Data extracted from a collection:
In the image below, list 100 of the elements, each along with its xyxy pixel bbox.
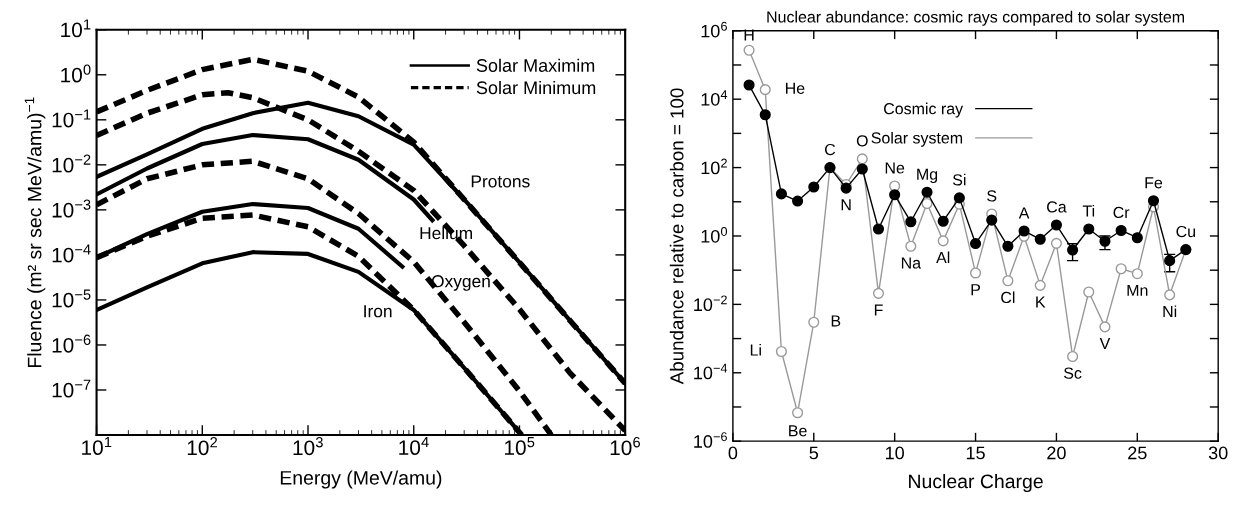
point (775, 188, 787, 200)
legend-label: Cosmic ray (884, 102, 964, 118)
annotation: C (825, 143, 836, 156)
point (889, 189, 901, 201)
point (1067, 350, 1079, 363)
point (921, 197, 933, 210)
point (792, 407, 804, 419)
annotation: A (1018, 207, 1030, 219)
x-tick-label: 5 (809, 446, 819, 460)
chart-title: Nuclear abundance: cosmic rays compared to solar system (767, 10, 1185, 26)
annotation: Be (789, 425, 807, 437)
annotation: Iron (364, 305, 392, 318)
point (743, 44, 755, 56)
point (775, 345, 787, 358)
x-tick-label: 0 (728, 446, 738, 460)
x-tick-label: 10$^{6}$ (610, 437, 640, 456)
point (856, 153, 868, 165)
annotation: Ni (1163, 305, 1177, 318)
annotation: Oxygen (431, 275, 490, 291)
point (1034, 279, 1046, 291)
point (921, 186, 933, 198)
annotation: V (1099, 338, 1111, 350)
annotation: Cl (1001, 291, 1015, 304)
y-tick-label: 10$^{1}$ (61, 19, 91, 38)
x-tick-label: 10$^{4}$ (399, 437, 429, 456)
x-axis-title: Nuclear Charge (909, 473, 1043, 493)
point (1050, 219, 1062, 231)
annotation: Al (936, 251, 950, 264)
y-tick-label: 10$^{0}$ (701, 226, 728, 243)
x-tick-label: 25 (1128, 446, 1147, 460)
y-axis-title: Abundance relative to carbon = 100 (669, 88, 684, 385)
x-tick-label: 10$^{3}$ (293, 437, 323, 456)
point (937, 215, 949, 227)
point (808, 181, 820, 193)
y-tick-label: 10$^{2}$ (701, 158, 727, 175)
point (1131, 232, 1143, 244)
annotation: Sc (1064, 367, 1082, 379)
point (1083, 223, 1095, 235)
point (969, 267, 982, 279)
y-tick-label: 10$^{−6}$ (694, 432, 727, 448)
annotation: N (841, 199, 851, 211)
y-tick-label: 10$^{−2}$ (694, 295, 727, 312)
x-tick-label: 10 (886, 446, 904, 460)
y-tick-label: 10$^{6}$ (701, 21, 727, 38)
annotation: Ti (1082, 204, 1095, 217)
point (937, 235, 949, 247)
annotation: Si (952, 173, 966, 186)
point (1131, 268, 1143, 280)
annotation: Cr (1113, 206, 1130, 219)
point (808, 316, 820, 328)
point (743, 79, 755, 91)
point (872, 223, 885, 235)
legend-label: Solar system (871, 131, 963, 147)
y-tick-label: 10$^{−2}$ (52, 154, 91, 173)
annotation: Cu (1176, 225, 1195, 238)
annotation: Mn (1127, 284, 1148, 296)
annotation: B (831, 315, 841, 327)
point (1099, 235, 1111, 247)
x-tick-label: 20 (1047, 446, 1066, 460)
point (792, 195, 804, 207)
point (1002, 240, 1014, 252)
annotation: S (987, 190, 997, 202)
annotation: K (1036, 296, 1046, 308)
point (1164, 255, 1176, 267)
x-axis-title: Energy (MeV/amu) (280, 470, 442, 489)
annotation: Mg (917, 168, 938, 184)
annotation: Li (750, 344, 761, 356)
point (759, 109, 771, 121)
point (1115, 224, 1127, 237)
x-tick-label: 10$^{2}$ (187, 437, 217, 456)
x-tick-label: 10$^{5}$ (505, 437, 535, 456)
annotation: F (874, 304, 883, 316)
point (1147, 195, 1160, 207)
point (905, 216, 917, 228)
annotation: P (971, 284, 981, 296)
point (953, 192, 965, 204)
legend-label: Solar Maximim (476, 58, 595, 72)
y-tick-label: 10$^{4}$ (701, 90, 728, 106)
y-tick-label: 10$^{−3}$ (52, 199, 91, 218)
y-tick-label: 10$^{−5}$ (52, 289, 91, 308)
point (986, 214, 998, 226)
annotation: He (786, 82, 805, 94)
y-tick-label: 10$^{−4}$ (52, 244, 91, 263)
annotation: Protons (471, 175, 530, 188)
point (1164, 289, 1176, 301)
x-tick-label: 30 (1208, 446, 1228, 460)
x-tick-label: 10$^{1}$ (82, 437, 112, 456)
y-tick-label: 10$^{−1}$ (52, 109, 91, 128)
point (1018, 225, 1030, 237)
point (759, 84, 771, 96)
point (872, 287, 885, 299)
point (905, 240, 917, 252)
annotation: O (856, 135, 868, 147)
x-tick-label: 15 (966, 446, 985, 460)
point (1067, 244, 1079, 256)
point (1083, 286, 1095, 298)
annotation: Ca (1047, 201, 1067, 213)
y-axis-title: Fluence (m² sr sec MeV/amu)$^{−1}$ (24, 97, 46, 367)
point (1034, 233, 1046, 245)
point (856, 163, 868, 175)
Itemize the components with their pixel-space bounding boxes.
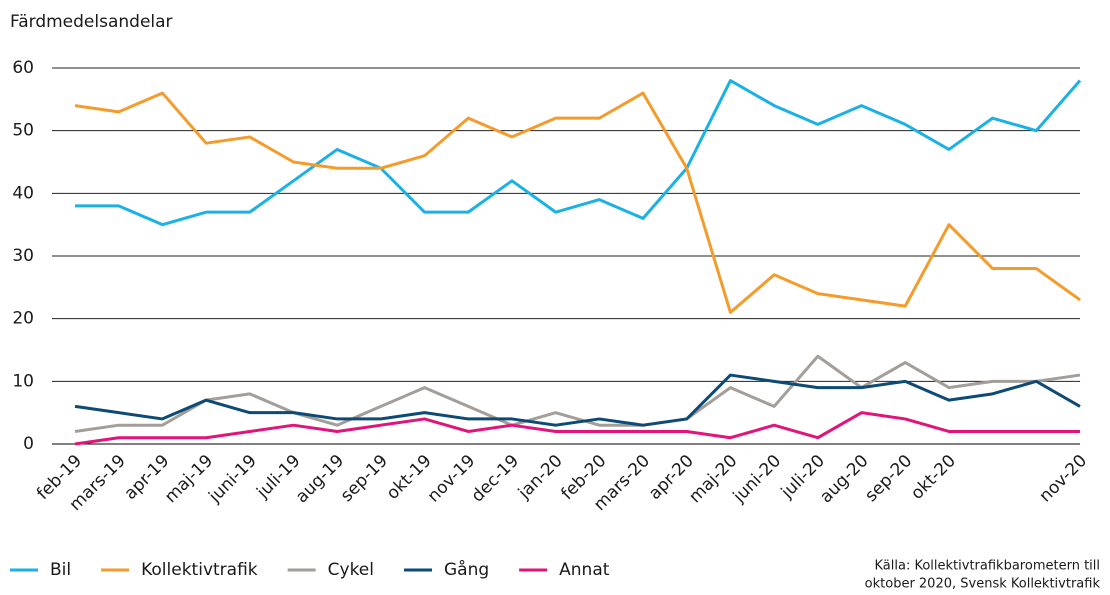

**WHAT NEEDS TO BE DONE:** Could you return, word for word, every line from the one containing "point (775, 188, 787, 200)" down to the one containing "point (808, 181, 820, 193)", including both of those lines?

**PROBLEM SOLUTION:**
point (775, 188, 787, 200)
legend-label: Cosmic ray (884, 102, 964, 118)
annotation: C (825, 143, 836, 156)
point (889, 189, 901, 201)
point (1067, 350, 1079, 363)
point (921, 197, 933, 210)
point (792, 407, 804, 419)
annotation: A (1018, 207, 1030, 219)
x-tick-label: 5 (809, 446, 819, 460)
chart-title: Nuclear abundance: cosmic rays compared to solar system (767, 10, 1185, 26)
annotation: Be (789, 425, 807, 437)
annotation: Iron (364, 305, 392, 318)
point (743, 44, 755, 56)
point (775, 345, 787, 358)
x-tick-label: 0 (728, 446, 738, 460)
x-tick-label: 10$^{6}$ (610, 437, 640, 456)
point (856, 153, 868, 165)
annotation: Ni (1163, 305, 1177, 318)
annotation: Oxygen (431, 275, 490, 291)
point (1034, 279, 1046, 291)
point (921, 186, 933, 198)
annotation: V (1099, 338, 1111, 350)
annotation: Cl (1001, 291, 1015, 304)
y-tick-label: 10$^{1}$ (61, 19, 91, 38)
x-tick-label: 10$^{4}$ (399, 437, 429, 456)
x-axis-title: Nuclear Charge (909, 473, 1043, 493)
point (1050, 219, 1062, 231)
annotation: Al (936, 251, 950, 264)
y-tick-label: 10$^{0}$ (701, 226, 728, 243)
x-tick-label: 25 (1128, 446, 1147, 460)
y-axis-title: Abundance relative to carbon = 100 (669, 88, 684, 385)
x-tick-label: 10$^{3}$ (293, 437, 323, 456)
point (937, 215, 949, 227)
point (808, 181, 820, 193)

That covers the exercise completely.